- [Short exercise] Check each line of the records below for the word "HESSI" and copy those where it appears.

- [Data shown]
- - -
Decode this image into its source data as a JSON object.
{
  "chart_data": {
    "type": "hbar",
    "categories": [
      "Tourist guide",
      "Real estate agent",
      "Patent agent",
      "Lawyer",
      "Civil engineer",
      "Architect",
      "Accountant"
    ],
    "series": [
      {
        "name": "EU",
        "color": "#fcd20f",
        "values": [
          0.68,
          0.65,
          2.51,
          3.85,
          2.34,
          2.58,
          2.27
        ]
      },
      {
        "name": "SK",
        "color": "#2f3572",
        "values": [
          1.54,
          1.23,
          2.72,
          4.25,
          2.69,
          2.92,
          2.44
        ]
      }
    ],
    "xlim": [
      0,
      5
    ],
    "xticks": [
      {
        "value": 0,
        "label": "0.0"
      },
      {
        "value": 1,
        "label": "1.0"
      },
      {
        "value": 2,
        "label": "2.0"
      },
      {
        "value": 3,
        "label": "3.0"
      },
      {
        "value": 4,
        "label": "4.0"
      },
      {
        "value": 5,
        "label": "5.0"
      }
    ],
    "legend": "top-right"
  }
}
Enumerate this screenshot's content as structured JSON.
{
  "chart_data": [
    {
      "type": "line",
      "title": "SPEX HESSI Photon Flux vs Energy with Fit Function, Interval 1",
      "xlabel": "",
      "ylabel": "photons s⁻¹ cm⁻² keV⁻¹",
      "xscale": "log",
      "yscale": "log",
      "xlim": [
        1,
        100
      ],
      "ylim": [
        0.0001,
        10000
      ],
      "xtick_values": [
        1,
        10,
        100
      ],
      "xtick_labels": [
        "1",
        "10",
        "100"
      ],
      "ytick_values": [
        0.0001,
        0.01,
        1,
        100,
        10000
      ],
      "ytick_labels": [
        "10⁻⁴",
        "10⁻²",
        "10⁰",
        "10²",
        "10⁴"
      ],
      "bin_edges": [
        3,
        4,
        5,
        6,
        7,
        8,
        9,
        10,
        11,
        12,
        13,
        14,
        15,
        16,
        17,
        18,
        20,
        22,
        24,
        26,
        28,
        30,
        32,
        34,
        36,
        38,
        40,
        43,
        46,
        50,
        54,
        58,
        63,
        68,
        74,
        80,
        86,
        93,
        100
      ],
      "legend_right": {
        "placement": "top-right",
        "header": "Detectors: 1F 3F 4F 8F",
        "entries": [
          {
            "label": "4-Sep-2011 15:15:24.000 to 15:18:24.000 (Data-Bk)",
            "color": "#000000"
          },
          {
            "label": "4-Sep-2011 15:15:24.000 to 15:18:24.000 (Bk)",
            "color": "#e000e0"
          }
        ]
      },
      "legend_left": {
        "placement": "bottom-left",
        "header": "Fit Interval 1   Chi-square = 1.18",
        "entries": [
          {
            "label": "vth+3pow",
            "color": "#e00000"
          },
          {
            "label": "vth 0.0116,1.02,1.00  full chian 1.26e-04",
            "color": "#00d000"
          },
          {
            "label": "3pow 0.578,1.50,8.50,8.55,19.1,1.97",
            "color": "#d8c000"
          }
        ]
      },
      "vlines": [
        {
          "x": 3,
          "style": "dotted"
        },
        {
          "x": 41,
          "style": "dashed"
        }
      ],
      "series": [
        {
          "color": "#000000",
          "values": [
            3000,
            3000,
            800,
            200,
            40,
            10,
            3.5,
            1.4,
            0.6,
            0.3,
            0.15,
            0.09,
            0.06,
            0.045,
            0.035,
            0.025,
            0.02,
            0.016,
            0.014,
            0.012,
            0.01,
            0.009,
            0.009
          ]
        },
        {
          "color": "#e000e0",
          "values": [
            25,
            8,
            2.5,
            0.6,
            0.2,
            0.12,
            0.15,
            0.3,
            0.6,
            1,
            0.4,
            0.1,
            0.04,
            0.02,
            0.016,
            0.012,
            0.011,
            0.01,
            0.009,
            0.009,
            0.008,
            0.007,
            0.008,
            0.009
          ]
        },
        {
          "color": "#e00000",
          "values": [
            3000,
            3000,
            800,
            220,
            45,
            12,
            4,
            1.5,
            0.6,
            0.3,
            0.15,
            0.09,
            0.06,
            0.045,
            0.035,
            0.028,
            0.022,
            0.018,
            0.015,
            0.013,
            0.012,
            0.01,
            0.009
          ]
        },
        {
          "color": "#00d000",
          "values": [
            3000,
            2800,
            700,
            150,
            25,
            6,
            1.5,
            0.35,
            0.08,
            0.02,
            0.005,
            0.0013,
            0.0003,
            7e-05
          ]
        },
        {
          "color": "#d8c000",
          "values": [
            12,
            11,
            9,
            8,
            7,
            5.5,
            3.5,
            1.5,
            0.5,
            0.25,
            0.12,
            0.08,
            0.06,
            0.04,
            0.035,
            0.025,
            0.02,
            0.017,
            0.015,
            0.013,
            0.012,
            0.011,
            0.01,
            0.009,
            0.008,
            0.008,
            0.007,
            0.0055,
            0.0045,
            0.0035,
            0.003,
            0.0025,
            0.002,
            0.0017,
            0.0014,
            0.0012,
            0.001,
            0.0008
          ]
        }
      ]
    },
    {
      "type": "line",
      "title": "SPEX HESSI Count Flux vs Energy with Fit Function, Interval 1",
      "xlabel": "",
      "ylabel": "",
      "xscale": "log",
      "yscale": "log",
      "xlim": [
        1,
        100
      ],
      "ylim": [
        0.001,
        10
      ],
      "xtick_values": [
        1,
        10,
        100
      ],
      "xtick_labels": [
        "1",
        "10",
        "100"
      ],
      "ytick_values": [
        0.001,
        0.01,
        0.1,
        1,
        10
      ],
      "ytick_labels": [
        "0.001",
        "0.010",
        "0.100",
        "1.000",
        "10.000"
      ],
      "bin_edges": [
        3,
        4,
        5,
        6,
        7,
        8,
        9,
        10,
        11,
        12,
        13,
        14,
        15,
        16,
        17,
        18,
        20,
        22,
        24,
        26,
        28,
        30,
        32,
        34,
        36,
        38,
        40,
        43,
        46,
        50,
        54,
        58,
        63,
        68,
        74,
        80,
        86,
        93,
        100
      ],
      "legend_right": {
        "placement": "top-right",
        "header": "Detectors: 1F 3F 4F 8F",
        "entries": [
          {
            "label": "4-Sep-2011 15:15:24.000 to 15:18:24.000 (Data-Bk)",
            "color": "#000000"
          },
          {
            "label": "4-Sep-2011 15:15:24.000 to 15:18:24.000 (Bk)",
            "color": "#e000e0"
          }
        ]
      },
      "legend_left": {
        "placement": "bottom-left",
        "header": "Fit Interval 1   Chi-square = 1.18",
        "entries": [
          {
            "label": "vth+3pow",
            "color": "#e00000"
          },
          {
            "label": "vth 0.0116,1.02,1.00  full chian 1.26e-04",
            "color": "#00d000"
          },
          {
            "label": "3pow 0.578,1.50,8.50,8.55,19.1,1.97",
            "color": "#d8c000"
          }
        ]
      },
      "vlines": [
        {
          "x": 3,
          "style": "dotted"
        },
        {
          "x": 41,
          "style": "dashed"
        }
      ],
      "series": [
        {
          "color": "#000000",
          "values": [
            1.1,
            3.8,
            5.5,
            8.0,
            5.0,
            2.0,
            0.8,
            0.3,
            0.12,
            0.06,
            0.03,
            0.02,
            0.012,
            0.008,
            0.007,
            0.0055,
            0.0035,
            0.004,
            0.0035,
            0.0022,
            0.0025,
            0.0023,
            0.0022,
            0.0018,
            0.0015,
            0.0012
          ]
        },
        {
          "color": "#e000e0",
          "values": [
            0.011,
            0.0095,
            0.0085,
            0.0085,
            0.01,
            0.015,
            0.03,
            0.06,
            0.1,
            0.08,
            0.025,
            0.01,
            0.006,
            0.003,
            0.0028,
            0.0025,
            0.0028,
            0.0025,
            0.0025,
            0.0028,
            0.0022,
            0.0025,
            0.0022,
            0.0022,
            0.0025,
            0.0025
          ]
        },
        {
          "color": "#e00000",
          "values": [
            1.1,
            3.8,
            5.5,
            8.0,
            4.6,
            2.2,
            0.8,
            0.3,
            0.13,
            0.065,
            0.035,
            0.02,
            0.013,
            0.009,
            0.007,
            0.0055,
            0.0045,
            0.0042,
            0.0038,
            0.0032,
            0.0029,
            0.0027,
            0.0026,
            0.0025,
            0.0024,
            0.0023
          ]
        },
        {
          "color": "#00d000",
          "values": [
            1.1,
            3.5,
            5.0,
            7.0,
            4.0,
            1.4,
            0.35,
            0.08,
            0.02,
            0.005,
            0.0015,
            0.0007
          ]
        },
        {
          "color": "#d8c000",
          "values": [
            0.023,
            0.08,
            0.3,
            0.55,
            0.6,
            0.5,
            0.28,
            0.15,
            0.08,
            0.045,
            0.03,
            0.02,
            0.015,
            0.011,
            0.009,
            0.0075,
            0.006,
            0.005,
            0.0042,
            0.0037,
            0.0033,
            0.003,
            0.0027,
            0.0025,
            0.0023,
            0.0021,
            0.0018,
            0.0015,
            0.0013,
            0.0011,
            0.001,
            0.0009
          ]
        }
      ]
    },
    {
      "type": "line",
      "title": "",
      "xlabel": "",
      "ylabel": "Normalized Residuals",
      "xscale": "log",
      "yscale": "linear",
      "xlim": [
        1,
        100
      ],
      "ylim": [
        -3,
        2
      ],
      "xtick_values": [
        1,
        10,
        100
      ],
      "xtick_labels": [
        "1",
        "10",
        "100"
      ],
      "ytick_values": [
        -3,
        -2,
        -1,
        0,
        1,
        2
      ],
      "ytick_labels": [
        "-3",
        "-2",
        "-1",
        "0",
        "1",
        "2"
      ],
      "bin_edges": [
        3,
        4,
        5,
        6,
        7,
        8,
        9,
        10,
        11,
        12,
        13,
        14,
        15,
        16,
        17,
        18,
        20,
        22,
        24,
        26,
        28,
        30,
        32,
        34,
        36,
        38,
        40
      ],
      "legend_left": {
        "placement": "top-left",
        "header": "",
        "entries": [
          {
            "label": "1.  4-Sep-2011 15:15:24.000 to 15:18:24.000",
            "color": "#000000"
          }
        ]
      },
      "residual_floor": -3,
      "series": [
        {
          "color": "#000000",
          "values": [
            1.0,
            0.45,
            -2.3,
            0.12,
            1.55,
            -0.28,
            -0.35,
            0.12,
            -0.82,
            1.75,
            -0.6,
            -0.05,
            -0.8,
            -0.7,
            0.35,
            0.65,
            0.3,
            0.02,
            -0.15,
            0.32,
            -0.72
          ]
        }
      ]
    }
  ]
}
- - -
- [Final result]
      "title": "SPEX HESSI Photon Flux vs Energy with Fit Function, Interval 1",
      "title": "SPEX HESSI Count Flux vs Energy with Fit Function, Interval 1",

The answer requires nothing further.